─── Exercise data ───

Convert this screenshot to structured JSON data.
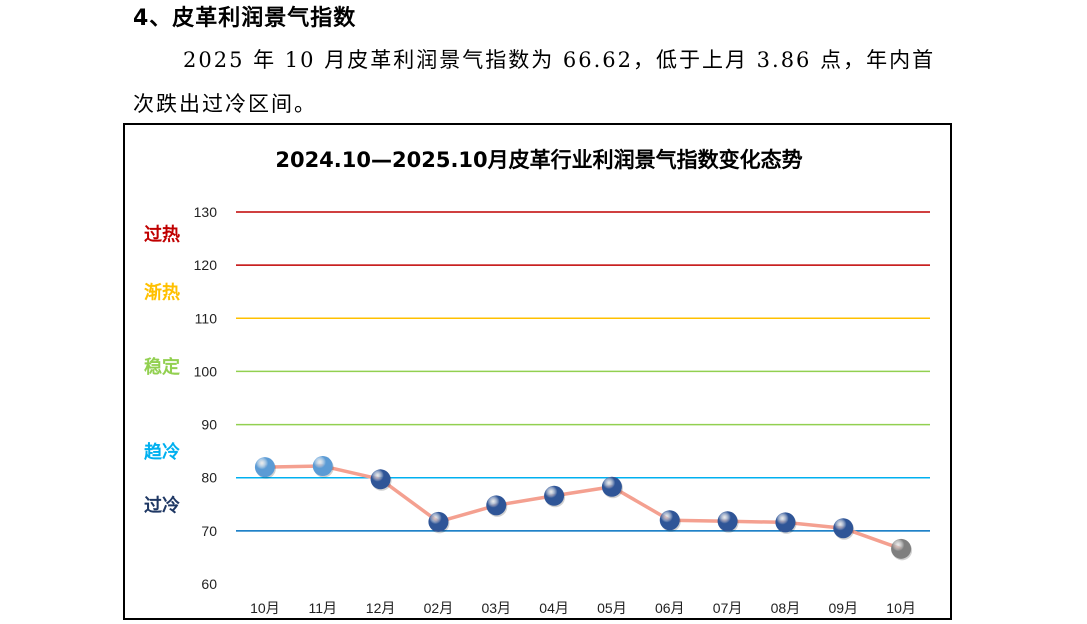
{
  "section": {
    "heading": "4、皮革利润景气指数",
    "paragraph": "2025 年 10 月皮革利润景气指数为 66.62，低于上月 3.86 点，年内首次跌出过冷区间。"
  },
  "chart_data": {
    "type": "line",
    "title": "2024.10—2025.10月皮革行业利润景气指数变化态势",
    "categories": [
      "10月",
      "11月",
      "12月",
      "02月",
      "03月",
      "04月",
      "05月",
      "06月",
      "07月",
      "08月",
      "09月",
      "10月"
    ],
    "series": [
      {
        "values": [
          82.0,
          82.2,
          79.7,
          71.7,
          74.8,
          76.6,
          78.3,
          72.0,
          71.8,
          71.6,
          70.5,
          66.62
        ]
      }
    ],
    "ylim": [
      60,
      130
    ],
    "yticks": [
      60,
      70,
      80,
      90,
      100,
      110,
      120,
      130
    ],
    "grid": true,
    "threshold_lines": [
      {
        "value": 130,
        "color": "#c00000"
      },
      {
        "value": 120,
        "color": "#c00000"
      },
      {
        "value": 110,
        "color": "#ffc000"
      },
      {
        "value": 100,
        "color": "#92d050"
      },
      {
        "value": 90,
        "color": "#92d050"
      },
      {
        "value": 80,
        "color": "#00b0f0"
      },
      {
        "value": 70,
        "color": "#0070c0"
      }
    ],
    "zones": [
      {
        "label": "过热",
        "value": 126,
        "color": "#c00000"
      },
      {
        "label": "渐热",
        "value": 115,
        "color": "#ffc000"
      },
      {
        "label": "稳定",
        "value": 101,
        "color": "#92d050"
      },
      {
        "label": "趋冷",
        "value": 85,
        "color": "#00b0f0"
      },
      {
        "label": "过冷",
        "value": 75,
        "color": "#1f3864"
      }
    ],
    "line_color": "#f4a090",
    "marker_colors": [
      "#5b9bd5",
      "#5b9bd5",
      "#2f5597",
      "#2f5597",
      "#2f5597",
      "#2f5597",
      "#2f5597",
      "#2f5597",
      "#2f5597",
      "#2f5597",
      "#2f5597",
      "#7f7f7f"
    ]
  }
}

───
─── Exercise data ───

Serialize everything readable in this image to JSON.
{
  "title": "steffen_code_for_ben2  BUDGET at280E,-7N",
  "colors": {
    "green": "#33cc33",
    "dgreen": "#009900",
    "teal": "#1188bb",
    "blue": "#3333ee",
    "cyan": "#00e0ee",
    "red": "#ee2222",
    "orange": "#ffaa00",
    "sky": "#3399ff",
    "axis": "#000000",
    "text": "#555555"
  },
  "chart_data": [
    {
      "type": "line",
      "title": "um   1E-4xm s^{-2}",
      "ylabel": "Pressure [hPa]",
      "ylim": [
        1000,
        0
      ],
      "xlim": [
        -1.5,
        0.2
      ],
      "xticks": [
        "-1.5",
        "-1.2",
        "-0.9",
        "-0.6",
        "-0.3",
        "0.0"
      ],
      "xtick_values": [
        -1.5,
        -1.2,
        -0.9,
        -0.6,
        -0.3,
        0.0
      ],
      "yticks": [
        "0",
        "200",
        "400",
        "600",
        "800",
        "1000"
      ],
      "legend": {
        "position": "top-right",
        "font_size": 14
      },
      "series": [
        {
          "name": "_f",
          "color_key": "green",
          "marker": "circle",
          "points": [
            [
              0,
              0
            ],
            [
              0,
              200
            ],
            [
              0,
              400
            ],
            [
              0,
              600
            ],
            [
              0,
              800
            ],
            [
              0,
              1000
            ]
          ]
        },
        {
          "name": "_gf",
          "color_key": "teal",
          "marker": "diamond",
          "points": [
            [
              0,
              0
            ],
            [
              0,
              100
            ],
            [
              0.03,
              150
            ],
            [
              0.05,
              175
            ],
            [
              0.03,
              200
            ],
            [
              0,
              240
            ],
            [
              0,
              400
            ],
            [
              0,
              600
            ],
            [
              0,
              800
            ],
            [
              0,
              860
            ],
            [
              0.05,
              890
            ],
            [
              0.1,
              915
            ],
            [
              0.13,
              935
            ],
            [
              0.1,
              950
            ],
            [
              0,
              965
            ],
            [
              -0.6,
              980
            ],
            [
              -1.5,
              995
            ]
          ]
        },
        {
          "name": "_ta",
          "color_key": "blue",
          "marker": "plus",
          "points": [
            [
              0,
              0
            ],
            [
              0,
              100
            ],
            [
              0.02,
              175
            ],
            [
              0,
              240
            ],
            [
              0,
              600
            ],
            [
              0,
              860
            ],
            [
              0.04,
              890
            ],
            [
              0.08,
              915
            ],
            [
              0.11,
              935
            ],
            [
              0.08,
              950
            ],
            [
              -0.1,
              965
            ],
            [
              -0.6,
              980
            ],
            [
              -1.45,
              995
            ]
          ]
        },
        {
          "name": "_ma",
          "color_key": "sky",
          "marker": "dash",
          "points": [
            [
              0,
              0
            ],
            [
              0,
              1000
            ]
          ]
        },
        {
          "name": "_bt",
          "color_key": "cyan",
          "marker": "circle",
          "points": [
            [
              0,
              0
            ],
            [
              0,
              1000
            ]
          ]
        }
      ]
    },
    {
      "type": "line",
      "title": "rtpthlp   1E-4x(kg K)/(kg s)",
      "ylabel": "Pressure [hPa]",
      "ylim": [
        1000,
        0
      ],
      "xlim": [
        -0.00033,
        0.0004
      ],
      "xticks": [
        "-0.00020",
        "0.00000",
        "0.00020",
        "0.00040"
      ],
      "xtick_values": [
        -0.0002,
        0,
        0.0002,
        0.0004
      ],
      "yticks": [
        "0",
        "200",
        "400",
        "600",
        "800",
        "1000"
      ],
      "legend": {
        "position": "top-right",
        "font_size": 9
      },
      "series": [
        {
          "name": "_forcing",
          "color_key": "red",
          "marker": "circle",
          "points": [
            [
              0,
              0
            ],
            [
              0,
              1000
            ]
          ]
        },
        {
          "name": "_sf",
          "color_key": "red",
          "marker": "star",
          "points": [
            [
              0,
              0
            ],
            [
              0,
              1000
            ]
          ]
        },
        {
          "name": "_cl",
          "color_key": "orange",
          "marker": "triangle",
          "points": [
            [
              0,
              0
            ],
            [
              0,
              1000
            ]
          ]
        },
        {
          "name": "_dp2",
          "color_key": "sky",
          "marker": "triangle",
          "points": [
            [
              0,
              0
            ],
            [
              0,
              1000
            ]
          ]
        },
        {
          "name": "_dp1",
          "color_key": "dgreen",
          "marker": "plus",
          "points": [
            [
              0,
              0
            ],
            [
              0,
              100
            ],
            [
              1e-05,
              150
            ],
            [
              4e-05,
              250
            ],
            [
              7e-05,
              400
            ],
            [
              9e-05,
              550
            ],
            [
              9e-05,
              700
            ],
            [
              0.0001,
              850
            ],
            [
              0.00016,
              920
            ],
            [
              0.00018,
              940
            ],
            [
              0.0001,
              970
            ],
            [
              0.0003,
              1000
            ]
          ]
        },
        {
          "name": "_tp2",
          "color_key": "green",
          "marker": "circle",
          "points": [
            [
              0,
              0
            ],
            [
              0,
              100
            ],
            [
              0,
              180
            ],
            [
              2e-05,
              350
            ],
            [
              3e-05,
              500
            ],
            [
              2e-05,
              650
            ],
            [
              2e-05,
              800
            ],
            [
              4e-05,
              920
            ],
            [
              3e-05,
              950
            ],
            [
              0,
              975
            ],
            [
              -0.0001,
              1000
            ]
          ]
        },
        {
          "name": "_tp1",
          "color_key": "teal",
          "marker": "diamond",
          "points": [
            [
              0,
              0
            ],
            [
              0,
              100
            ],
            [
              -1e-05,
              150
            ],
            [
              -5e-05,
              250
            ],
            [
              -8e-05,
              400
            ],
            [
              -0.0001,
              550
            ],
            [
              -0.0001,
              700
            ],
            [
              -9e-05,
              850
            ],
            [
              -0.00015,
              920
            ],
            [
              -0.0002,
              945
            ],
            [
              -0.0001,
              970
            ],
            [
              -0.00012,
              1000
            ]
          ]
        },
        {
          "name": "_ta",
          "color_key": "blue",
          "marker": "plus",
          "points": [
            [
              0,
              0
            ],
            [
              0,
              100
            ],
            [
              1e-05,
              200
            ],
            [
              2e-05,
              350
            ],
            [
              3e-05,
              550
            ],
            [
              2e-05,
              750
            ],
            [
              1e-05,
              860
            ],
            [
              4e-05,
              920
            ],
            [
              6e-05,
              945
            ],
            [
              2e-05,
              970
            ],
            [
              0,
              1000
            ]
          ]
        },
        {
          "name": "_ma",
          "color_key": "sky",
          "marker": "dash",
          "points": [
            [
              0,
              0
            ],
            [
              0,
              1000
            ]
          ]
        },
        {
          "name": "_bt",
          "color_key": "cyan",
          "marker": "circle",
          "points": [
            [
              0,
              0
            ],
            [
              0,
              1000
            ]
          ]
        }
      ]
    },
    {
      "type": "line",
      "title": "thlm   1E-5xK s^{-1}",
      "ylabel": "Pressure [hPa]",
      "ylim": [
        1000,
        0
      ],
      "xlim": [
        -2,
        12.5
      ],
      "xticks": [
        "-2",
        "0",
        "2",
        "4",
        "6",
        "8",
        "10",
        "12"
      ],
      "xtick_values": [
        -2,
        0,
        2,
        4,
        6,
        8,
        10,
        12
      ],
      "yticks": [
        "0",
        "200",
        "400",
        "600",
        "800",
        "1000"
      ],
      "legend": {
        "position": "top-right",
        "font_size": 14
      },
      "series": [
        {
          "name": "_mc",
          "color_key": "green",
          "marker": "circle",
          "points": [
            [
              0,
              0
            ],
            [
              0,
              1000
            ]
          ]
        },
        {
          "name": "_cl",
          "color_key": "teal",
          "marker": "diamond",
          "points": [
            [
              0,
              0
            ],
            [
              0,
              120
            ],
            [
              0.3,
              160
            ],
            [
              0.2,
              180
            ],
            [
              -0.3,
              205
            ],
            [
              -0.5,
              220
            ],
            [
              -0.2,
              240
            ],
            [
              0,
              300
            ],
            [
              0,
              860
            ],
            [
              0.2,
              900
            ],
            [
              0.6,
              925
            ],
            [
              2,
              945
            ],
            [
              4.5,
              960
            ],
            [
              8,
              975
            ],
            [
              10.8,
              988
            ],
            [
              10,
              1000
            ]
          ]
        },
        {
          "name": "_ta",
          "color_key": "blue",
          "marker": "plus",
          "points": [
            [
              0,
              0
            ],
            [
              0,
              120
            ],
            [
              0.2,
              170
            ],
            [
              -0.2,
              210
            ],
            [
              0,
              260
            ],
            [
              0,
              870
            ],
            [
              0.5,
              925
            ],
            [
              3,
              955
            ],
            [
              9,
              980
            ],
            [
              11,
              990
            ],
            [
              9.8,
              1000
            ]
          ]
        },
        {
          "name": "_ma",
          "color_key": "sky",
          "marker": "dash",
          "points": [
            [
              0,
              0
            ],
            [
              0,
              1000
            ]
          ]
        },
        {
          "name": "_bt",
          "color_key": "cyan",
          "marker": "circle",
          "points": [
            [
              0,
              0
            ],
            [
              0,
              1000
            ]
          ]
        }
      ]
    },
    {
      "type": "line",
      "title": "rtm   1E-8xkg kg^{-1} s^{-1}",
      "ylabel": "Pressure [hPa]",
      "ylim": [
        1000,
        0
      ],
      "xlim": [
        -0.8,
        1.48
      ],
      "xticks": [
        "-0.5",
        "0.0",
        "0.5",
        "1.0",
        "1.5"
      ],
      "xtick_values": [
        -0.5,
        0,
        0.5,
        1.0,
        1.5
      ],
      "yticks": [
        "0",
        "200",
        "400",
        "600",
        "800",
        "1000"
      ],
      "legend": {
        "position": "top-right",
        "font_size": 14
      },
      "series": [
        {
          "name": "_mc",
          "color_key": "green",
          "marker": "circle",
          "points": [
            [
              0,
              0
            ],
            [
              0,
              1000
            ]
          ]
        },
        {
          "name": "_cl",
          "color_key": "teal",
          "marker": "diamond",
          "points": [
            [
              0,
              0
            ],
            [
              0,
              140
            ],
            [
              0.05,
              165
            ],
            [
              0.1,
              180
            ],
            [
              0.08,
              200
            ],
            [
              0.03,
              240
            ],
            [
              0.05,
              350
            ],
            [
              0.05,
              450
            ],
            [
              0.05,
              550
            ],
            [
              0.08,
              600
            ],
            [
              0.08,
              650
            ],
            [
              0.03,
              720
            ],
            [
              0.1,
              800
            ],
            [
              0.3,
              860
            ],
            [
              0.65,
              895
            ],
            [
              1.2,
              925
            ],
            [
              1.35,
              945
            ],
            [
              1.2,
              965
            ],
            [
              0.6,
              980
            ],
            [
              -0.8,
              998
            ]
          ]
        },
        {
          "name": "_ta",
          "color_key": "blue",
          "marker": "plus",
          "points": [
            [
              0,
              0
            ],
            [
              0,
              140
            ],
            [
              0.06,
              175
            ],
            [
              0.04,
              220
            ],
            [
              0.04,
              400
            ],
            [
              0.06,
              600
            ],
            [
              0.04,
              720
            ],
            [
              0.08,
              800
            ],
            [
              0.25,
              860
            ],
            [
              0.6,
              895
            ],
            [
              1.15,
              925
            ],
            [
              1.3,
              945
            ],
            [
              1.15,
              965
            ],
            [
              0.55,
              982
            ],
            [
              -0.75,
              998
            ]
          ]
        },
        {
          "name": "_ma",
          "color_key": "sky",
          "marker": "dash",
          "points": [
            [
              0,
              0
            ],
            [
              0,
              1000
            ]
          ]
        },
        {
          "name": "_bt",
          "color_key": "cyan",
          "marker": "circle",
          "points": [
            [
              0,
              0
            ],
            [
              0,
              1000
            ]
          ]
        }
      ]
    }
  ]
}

───

(Work required): Take every line above carrying "title" and return it.

(Full solution):
    "title": "2024.10—2025.10月皮革行业利润景气指数变化态势",
  "title": "steffen_code_for_ben2  BUDGET at280E,-7N",
      "title": "um   1E-4xm s^{-2}",
      "title": "rtpthlp   1E-4x(kg K)/(kg s)",
      "title": "thlm   1E-5xK s^{-1}",
      "title": "rtm   1E-8xkg kg^{-1} s^{-1}",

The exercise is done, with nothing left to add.